Aim
Write the records out again, keeping each line exactly as it is.

Task data
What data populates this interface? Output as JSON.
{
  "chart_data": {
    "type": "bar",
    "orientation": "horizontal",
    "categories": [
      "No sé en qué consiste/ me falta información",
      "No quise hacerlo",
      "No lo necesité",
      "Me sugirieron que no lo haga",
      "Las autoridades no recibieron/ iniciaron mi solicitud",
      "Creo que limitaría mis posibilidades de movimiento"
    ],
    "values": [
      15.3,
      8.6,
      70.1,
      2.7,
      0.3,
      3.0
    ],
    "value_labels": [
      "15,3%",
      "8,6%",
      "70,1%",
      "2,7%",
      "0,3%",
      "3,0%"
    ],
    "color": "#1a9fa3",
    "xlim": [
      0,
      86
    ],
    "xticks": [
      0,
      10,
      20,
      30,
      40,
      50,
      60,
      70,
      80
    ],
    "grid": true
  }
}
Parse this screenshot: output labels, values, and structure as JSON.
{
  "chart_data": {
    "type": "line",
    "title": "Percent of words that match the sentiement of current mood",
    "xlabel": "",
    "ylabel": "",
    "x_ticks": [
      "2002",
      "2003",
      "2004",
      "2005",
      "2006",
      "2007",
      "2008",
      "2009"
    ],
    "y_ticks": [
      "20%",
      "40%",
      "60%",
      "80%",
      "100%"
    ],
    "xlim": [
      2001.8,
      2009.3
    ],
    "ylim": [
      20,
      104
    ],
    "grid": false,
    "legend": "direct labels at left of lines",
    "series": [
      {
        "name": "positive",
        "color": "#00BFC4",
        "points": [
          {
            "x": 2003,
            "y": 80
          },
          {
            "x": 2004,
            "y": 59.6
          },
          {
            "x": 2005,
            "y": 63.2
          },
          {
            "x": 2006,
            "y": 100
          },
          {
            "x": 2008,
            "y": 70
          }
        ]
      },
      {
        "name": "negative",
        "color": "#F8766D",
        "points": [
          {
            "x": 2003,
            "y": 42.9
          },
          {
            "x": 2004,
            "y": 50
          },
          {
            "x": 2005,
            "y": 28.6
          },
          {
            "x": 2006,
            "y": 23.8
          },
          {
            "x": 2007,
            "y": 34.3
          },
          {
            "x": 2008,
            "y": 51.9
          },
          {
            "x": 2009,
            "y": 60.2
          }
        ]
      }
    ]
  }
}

Solution to the exercise
What data populates this interface? Output as JSON.
{
  "chart_data": {
    "type": "bar",
    "orientation": "horizontal",
    "categories": [
      "No sé en qué consiste/ me falta información",
      "No quise hacerlo",
      "No lo necesité",
      "Me sugirieron que no lo haga",
      "Las autoridades no recibieron/ iniciaron mi solicitud",
      "Creo que limitaría mis posibilidades de movimiento"
    ],
    "values": [
      15.3,
      8.6,
      70.1,
      2.7,
      0.3,
      3.0
    ],
    "value_labels": [
      "15,3%",
      "8,6%",
      "70,1%",
      "2,7%",
      "0,3%",
      "3,0%"
    ],
    "color": "#1a9fa3",
    "xlim": [
      0,
      86
    ],
    "xticks": [
      0,
      10,
      20,
      30,
      40,
      50,
      60,
      70,
      80
    ],
    "grid": true
  }
}
Parse this screenshot: output labels, values, and structure as JSON.
{
  "chart_data": {
    "type": "line",
    "title": "Percent of words that match the sentiement of current mood",
    "xlabel": "",
    "ylabel": "",
    "x_ticks": [
      "2002",
      "2003",
      "2004",
      "2005",
      "2006",
      "2007",
      "2008",
      "2009"
    ],
    "y_ticks": [
      "20%",
      "40%",
      "60%",
      "80%",
      "100%"
    ],
    "xlim": [
      2001.8,
      2009.3
    ],
    "ylim": [
      20,
      104
    ],
    "grid": false,
    "legend": "direct labels at left of lines",
    "series": [
      {
        "name": "positive",
        "color": "#00BFC4",
        "points": [
          {
            "x": 2003,
            "y": 80
          },
          {
            "x": 2004,
            "y": 59.6
          },
          {
            "x": 2005,
            "y": 63.2
          },
          {
            "x": 2006,
            "y": 100
          },
          {
            "x": 2008,
            "y": 70
          }
        ]
      },
      {
        "name": "negative",
        "color": "#F8766D",
        "points": [
          {
            "x": 2003,
            "y": 42.9
          },
          {
            "x": 2004,
            "y": 50
          },
          {
            "x": 2005,
            "y": 28.6
          },
          {
            "x": 2006,
            "y": 23.8
          },
          {
            "x": 2007,
            "y": 34.3
          },
          {
            "x": 2008,
            "y": 51.9
          },
          {
            "x": 2009,
            "y": 60.2
          }
        ]
      }
    ]
  }
}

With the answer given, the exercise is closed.